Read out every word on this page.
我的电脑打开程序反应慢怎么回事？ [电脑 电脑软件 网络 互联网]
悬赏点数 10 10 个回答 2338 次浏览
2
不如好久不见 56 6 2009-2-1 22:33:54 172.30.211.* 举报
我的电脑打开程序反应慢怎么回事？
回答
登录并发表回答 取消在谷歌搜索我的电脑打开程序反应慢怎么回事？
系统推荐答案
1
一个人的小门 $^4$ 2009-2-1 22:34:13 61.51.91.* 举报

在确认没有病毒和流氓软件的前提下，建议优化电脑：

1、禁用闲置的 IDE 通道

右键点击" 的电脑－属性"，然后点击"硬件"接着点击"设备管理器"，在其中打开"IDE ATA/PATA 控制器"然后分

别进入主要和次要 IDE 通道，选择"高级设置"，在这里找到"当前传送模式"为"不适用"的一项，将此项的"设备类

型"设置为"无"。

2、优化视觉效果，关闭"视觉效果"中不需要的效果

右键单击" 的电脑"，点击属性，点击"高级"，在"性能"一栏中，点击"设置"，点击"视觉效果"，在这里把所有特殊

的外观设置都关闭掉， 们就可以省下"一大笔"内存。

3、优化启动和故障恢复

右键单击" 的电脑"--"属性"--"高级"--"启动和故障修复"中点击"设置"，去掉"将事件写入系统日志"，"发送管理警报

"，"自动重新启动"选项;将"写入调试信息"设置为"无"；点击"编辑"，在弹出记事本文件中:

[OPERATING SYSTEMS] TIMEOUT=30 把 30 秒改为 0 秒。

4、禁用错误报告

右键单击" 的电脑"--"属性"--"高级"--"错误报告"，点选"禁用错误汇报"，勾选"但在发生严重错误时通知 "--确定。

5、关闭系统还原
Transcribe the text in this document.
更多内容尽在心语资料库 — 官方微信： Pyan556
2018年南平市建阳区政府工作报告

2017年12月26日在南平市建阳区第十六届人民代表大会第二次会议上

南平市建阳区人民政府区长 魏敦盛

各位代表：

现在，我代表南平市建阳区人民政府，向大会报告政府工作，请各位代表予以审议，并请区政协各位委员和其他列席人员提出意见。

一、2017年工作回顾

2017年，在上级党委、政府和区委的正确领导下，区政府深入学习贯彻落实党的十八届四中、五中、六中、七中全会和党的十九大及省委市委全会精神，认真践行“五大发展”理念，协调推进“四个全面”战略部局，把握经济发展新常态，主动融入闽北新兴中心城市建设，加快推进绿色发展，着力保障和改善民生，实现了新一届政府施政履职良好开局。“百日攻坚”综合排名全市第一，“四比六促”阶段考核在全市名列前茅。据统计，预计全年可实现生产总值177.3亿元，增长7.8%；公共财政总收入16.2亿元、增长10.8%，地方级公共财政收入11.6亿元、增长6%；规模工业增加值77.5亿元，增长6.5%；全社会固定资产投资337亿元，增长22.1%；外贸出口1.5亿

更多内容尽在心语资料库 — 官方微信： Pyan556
-*-*-
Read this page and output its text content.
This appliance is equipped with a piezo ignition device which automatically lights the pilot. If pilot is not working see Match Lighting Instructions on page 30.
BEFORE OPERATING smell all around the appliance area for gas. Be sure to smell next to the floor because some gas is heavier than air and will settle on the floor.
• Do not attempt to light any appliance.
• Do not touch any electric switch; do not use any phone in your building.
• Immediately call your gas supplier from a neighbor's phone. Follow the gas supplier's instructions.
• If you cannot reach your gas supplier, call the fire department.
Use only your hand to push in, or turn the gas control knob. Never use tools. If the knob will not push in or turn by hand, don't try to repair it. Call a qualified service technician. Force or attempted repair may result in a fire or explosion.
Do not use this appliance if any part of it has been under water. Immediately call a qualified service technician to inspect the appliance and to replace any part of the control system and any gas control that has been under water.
-*-*-
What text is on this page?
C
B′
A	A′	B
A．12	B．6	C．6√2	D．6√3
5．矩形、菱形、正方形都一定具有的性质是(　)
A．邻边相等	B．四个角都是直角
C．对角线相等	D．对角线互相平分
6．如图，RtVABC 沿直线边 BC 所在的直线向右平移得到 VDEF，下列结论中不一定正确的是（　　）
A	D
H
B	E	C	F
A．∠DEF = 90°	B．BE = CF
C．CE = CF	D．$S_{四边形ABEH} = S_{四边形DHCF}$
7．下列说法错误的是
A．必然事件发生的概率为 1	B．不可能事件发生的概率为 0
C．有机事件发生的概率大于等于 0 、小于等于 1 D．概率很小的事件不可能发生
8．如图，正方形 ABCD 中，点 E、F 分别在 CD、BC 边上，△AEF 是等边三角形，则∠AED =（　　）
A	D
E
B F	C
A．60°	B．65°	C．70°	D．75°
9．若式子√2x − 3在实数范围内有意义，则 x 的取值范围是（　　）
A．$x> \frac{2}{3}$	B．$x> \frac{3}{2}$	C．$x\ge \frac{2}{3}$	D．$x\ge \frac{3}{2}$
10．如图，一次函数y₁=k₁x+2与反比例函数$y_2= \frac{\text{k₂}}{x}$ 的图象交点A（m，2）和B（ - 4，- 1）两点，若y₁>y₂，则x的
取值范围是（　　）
-*-*-
» **Task goal**: Write out every line from the entries where "appliance" appears.

» **The output**:
This appliance is equipped with a piezo ignition device which automatically lights the pilot. If pilot is not working see Match Lighting Instructions on page 30.
BEFORE OPERATING smell all around the appliance area for gas. Be sure to smell next to the floor because some gas is heavier than air and will settle on the floor.
• Do not attempt to light any appliance.
Do not use this appliance if any part of it has been under water. Immediately call a qualified service technician to inspect the appliance and to replace any part of the control system and any gas control that has been under water.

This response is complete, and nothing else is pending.